● What you should do: Copy every line that mentions the word "todos".

==== Provided material

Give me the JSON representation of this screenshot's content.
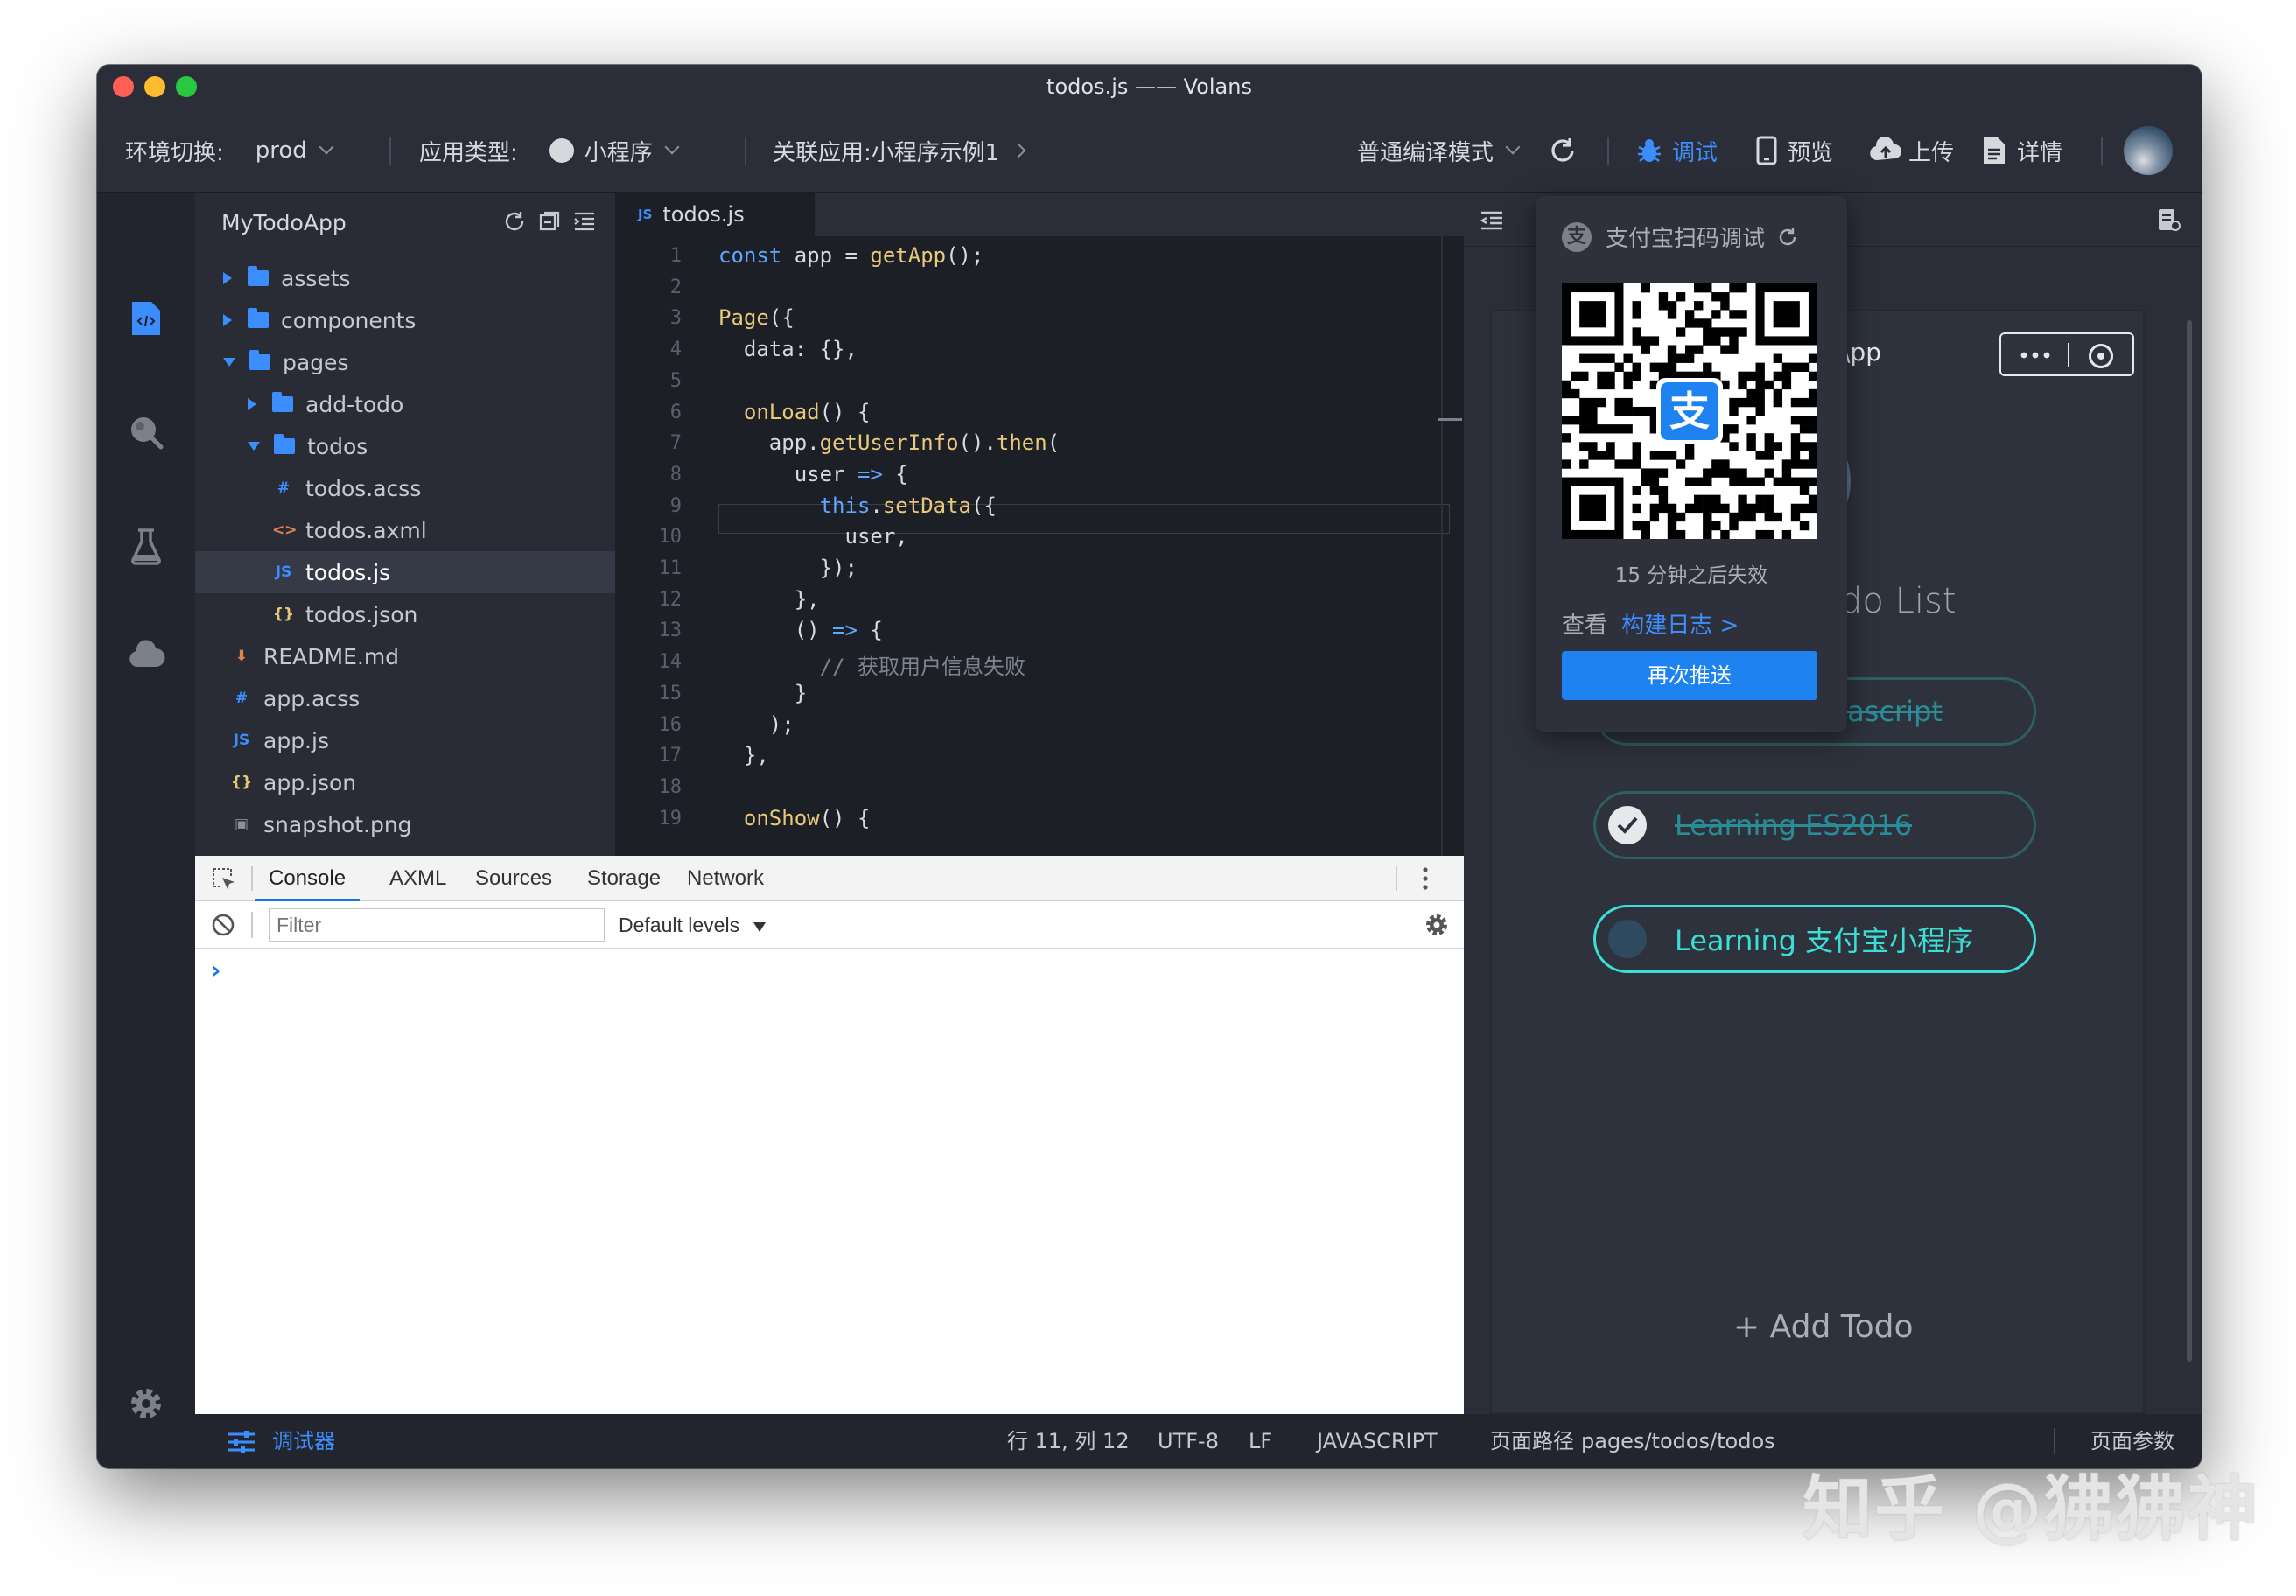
{
  "window": {
    "title": "todos.js —— Volans"
  },
  "toolbar": {
    "env_label": "环境切换:",
    "env_value": "prod",
    "apptype_label": "应用类型:",
    "apptype_value": "小程序",
    "linked_app_label": "关联应用:",
    "linked_app_value": "小程序示例1",
    "compile_mode": "普通编译模式",
    "debug_label": "调试",
    "preview_label": "预览",
    "upload_label": "上传",
    "details_label": "详情"
  },
  "activity_bar": {
    "icons": [
      "code-icon",
      "search-icon",
      "flask-icon",
      "cloud-icon",
      "gear-icon"
    ]
  },
  "explorer": {
    "project_name": "MyTodoApp",
    "items": [
      {
        "label": "assets",
        "type": "folder",
        "level": 0,
        "open": false
      },
      {
        "label": "components",
        "type": "folder",
        "level": 0,
        "open": false
      },
      {
        "label": "pages",
        "type": "folder",
        "level": 0,
        "open": true
      },
      {
        "label": "add-todo",
        "type": "folder",
        "level": 1,
        "open": false
      },
      {
        "label": "todos",
        "type": "folder",
        "level": 1,
        "open": true
      },
      {
        "label": "todos.acss",
        "type": "acss",
        "level": 2
      },
      {
        "label": "todos.axml",
        "type": "axml",
        "level": 2
      },
      {
        "label": "todos.js",
        "type": "js",
        "level": 2,
        "selected": true
      },
      {
        "label": "todos.json",
        "type": "json",
        "level": 2
      },
      {
        "label": "README.md",
        "type": "md",
        "level": 0
      },
      {
        "label": "app.acss",
        "type": "acss",
        "level": 0
      },
      {
        "label": "app.js",
        "type": "js",
        "level": 0
      },
      {
        "label": "app.json",
        "type": "json",
        "level": 0
      },
      {
        "label": "snapshot.png",
        "type": "png",
        "level": 0
      }
    ]
  },
  "editor": {
    "tab_label": "todos.js",
    "lines": [
      "const app = getApp();",
      "",
      "Page({",
      "  data: {},",
      "",
      "  onLoad() {",
      "    app.getUserInfo().then(",
      "      user => {",
      "        this.setData({",
      "          user,",
      "        });",
      "      },",
      "      () => {",
      "        // 获取用户信息失败",
      "      }",
      "    );",
      "  },",
      "",
      "  onShow() {"
    ]
  },
  "devtools": {
    "tabs": [
      "Console",
      "AXML",
      "Sources",
      "Storage",
      "Network"
    ],
    "active_tab": "Console",
    "filter_placeholder": "Filter",
    "levels": "Default levels",
    "prompt": "›"
  },
  "statusbar": {
    "debugger_label": "调试器",
    "cursor": "行 11, 列 12",
    "encoding": "UTF-8",
    "eol": "LF",
    "language": "JAVASCRIPT",
    "page_path_label": "页面路径",
    "page_path": "pages/todos/todos",
    "page_params": "页面参数"
  },
  "simulator": {
    "title_partial": "\\pp",
    "list_title_partial": "do List",
    "todos": [
      {
        "text": "Learning Javascript",
        "done": true
      },
      {
        "text": "Learning ES2016",
        "done": true
      },
      {
        "text": "Learning 支付宝小程序",
        "done": false
      }
    ],
    "add_todo": "+ Add Todo"
  },
  "popup": {
    "title": "支付宝扫码调试",
    "expire_text": "15 分钟之后失效",
    "view_label": "查看",
    "build_log_link": "构建日志 >",
    "push_again": "再次推送"
  },
  "watermark": "知乎 @狒狒神",
  "colors": {
    "accent": "#3c8eff",
    "teal": "#3ae0d6",
    "push": "#1e82f0"
  }
}
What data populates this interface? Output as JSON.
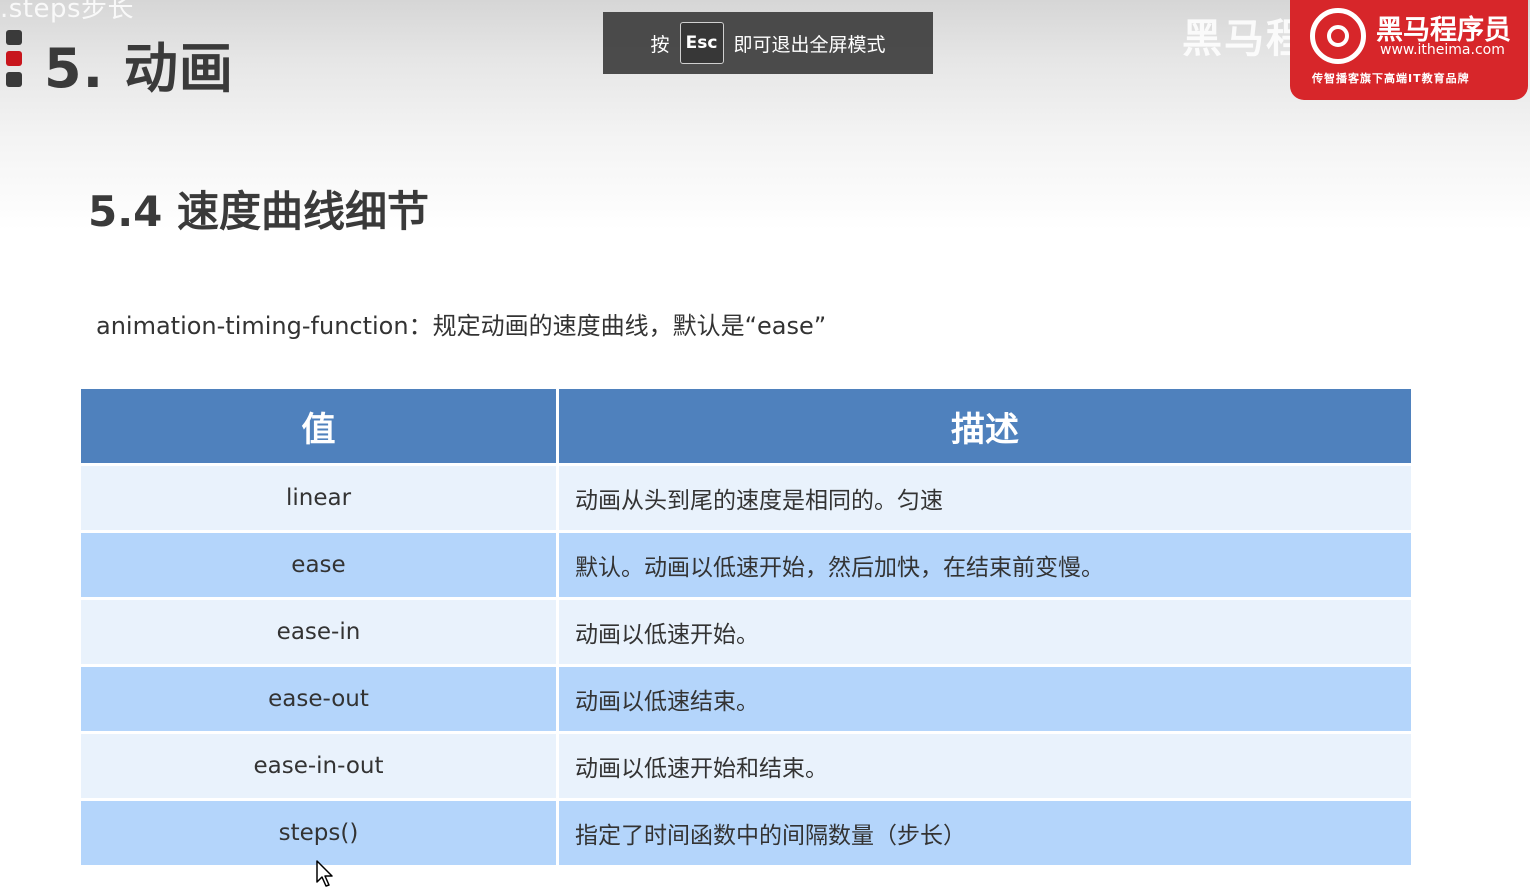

========

● Result of the exercise:
    "title": "todos.js —— Volans"
        "label": "todos",
        "label": "todos.acss",
        "label": "todos.axml",
        "label": "todos.js",
        "label": "todos.json",
    "tab_label": "todos.js",
    "page_path": "pages/todos/todos",
    "todos": [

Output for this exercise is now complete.